- **Task objective**: From the listing below, pull out all lines with "comparatione" in them.

- **Data supplied**:
* * * * *

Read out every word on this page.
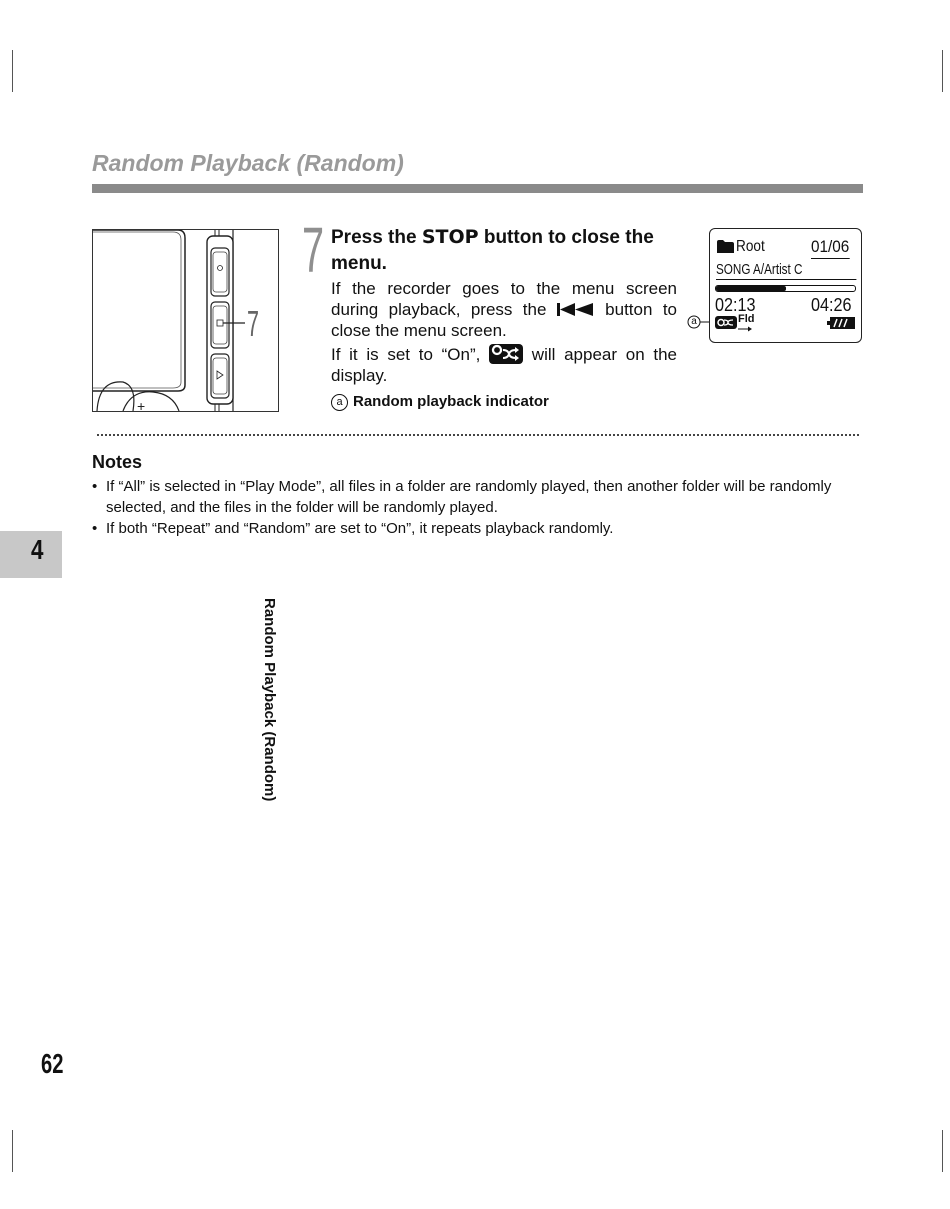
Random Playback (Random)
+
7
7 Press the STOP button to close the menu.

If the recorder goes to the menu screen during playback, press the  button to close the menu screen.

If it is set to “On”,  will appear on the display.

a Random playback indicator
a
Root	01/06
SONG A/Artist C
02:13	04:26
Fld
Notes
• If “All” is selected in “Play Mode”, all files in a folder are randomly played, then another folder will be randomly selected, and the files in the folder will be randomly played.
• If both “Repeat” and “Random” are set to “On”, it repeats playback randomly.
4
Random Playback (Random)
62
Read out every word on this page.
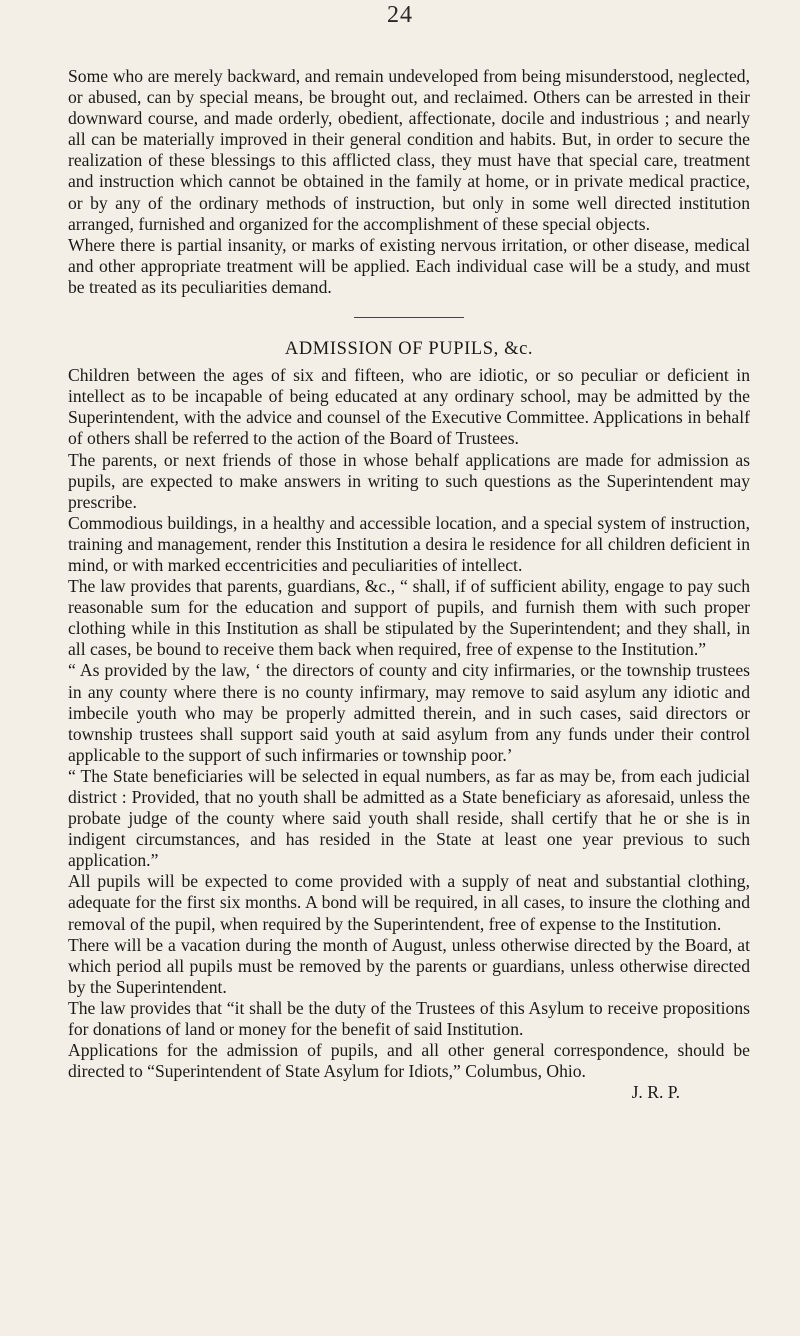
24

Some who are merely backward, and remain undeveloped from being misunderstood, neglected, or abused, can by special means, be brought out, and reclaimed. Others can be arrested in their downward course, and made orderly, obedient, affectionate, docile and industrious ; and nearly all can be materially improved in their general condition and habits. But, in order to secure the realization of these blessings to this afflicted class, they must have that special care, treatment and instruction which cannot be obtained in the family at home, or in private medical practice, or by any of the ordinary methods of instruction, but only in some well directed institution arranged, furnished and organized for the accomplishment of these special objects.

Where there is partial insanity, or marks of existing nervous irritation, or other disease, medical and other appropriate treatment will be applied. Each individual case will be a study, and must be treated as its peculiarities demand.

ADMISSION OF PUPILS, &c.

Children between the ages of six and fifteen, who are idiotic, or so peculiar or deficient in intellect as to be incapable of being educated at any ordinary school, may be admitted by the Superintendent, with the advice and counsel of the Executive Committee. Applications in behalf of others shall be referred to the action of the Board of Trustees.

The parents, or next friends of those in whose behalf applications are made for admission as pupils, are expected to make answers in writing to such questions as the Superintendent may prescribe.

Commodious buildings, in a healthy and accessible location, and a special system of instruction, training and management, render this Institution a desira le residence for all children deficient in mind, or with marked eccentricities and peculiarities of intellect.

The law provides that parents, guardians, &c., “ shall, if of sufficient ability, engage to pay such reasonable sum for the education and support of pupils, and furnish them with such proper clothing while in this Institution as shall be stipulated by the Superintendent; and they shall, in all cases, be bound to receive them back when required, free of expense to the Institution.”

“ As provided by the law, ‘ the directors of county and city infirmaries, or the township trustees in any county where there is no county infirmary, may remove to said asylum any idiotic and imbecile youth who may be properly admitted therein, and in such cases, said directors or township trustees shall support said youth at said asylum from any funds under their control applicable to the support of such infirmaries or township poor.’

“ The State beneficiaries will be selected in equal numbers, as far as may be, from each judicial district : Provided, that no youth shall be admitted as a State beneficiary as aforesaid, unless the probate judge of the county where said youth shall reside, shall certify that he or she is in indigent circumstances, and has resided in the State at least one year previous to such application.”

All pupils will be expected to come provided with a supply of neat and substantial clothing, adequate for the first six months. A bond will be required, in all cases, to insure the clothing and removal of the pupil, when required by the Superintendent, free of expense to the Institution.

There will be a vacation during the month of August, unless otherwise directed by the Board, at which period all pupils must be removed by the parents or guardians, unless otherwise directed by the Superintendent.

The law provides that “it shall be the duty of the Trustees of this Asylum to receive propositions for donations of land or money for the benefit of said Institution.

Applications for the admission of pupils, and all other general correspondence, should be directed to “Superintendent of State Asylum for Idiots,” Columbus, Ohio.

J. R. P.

* * * * *

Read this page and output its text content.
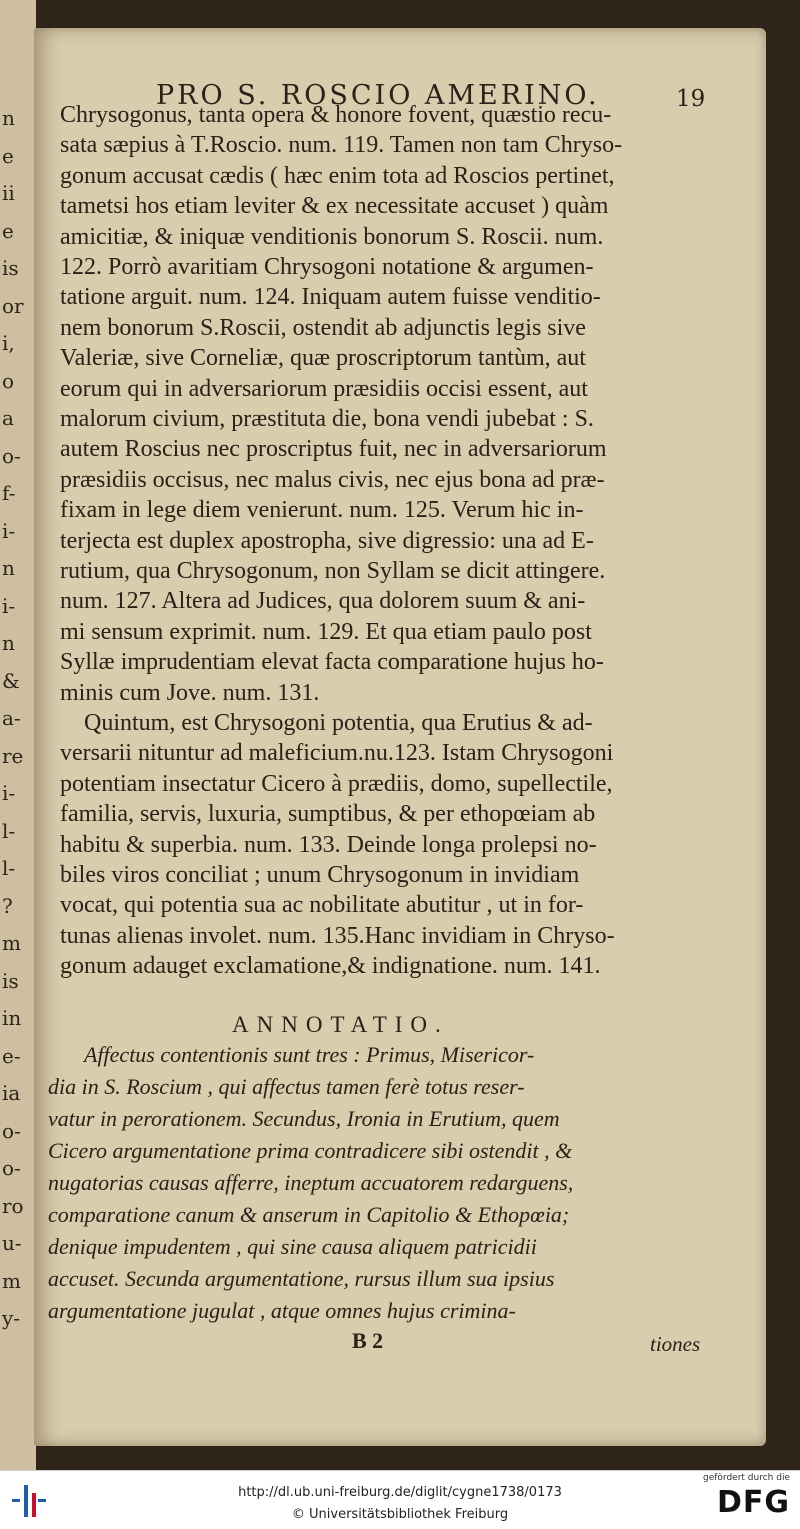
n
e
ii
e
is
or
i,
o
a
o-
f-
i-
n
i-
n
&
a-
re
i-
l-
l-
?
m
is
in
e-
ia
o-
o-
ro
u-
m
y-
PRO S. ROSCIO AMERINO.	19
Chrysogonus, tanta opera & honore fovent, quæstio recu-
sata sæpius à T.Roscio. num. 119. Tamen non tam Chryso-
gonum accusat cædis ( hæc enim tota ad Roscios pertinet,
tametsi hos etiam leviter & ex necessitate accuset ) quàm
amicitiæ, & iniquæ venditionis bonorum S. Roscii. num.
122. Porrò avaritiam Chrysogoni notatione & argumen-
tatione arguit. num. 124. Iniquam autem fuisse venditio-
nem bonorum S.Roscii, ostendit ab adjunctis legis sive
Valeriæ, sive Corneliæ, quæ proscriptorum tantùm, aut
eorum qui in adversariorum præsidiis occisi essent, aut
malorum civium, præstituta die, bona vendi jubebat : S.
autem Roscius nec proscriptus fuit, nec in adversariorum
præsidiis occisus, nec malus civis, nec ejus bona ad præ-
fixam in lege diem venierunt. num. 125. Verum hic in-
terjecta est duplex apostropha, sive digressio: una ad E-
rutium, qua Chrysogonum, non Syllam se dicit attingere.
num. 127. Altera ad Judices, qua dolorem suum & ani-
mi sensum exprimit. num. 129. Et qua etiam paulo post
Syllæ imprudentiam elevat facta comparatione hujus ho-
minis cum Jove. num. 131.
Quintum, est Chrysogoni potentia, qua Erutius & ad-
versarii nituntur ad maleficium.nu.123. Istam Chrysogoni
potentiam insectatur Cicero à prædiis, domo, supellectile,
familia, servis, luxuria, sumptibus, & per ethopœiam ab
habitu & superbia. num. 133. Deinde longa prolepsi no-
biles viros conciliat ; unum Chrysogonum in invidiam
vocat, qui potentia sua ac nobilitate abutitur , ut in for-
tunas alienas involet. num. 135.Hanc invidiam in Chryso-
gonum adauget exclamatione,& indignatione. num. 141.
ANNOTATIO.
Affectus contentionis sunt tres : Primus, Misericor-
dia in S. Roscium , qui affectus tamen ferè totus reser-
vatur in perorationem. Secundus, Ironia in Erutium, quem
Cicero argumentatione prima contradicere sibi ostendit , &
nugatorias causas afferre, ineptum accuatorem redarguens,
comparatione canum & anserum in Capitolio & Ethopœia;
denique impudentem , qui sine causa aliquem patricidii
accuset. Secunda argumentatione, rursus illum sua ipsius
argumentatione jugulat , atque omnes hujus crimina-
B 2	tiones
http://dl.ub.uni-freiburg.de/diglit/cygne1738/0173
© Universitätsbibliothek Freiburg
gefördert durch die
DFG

* * * * *

- **Answer for the task**:
Syllæ imprudentiam elevat facta comparatione hujus ho-
comparatione canum & anserum in Capitolio & Ethopœia;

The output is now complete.